_OBJECTIVE_.
Reproduce each line bearing the word "丙按份承担".

Dataset items:
============
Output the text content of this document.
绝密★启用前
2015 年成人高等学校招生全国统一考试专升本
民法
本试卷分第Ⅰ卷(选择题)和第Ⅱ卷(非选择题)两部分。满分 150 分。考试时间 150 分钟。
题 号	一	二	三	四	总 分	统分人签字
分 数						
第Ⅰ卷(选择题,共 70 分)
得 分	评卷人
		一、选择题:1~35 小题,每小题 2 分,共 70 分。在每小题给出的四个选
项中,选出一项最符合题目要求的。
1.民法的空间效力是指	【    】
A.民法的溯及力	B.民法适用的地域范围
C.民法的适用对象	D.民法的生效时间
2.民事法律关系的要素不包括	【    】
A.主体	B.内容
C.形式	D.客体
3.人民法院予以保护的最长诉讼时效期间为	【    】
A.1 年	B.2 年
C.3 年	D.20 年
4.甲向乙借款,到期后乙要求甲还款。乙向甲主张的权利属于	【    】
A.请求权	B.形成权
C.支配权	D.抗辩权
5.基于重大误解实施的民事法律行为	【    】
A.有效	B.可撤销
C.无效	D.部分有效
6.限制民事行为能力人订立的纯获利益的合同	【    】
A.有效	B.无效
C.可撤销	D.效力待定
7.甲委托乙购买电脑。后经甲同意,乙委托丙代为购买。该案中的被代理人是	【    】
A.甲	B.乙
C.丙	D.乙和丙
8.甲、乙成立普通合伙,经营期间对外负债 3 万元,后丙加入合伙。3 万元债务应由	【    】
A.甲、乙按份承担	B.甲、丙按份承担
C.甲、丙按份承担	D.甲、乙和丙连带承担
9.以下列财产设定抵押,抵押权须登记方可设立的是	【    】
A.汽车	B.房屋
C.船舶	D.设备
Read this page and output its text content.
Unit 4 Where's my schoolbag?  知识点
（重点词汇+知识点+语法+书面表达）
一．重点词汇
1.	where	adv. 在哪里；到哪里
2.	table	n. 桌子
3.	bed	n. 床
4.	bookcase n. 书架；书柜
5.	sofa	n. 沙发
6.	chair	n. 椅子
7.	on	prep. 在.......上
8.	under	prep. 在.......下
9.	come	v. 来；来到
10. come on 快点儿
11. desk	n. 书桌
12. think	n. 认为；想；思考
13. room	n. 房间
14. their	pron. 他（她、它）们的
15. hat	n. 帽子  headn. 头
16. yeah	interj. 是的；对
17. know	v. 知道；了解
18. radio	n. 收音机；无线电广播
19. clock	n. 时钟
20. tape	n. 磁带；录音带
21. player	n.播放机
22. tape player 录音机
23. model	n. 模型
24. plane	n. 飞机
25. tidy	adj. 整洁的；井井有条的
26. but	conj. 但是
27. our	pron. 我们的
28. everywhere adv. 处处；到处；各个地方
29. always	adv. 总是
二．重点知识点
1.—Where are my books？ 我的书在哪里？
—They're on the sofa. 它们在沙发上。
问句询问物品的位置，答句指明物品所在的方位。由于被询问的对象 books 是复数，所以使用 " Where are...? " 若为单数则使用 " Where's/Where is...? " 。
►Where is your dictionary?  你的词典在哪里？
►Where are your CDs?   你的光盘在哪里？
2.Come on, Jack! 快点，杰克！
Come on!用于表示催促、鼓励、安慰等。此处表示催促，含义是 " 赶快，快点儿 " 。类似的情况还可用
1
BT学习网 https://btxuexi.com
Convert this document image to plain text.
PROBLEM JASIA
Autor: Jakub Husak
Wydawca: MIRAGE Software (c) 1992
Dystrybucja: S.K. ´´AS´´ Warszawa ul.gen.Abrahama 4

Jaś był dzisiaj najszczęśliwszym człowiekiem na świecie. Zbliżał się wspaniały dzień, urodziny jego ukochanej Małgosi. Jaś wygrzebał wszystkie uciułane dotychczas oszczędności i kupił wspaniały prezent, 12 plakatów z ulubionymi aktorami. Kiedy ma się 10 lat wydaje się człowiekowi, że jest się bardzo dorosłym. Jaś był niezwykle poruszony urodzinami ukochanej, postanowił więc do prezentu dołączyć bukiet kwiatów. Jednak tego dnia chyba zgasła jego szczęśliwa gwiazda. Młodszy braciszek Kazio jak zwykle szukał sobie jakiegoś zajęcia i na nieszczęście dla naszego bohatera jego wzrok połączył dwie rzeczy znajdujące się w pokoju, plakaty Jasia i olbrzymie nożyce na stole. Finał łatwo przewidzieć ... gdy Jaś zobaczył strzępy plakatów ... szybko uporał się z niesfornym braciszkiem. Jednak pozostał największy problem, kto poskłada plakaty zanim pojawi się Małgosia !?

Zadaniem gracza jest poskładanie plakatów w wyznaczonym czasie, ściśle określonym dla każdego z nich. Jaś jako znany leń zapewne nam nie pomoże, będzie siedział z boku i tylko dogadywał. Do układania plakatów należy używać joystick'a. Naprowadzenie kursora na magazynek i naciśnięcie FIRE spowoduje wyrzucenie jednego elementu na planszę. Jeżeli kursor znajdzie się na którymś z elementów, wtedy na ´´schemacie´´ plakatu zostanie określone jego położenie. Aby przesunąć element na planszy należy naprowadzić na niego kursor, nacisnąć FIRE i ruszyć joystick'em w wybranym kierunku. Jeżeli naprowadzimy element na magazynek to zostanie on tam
============
_OUTPUT_.
A.甲、乙按份承担	B.甲、丙按份承担
C.甲、丙按份承担	D.甲、乙和丙连带承担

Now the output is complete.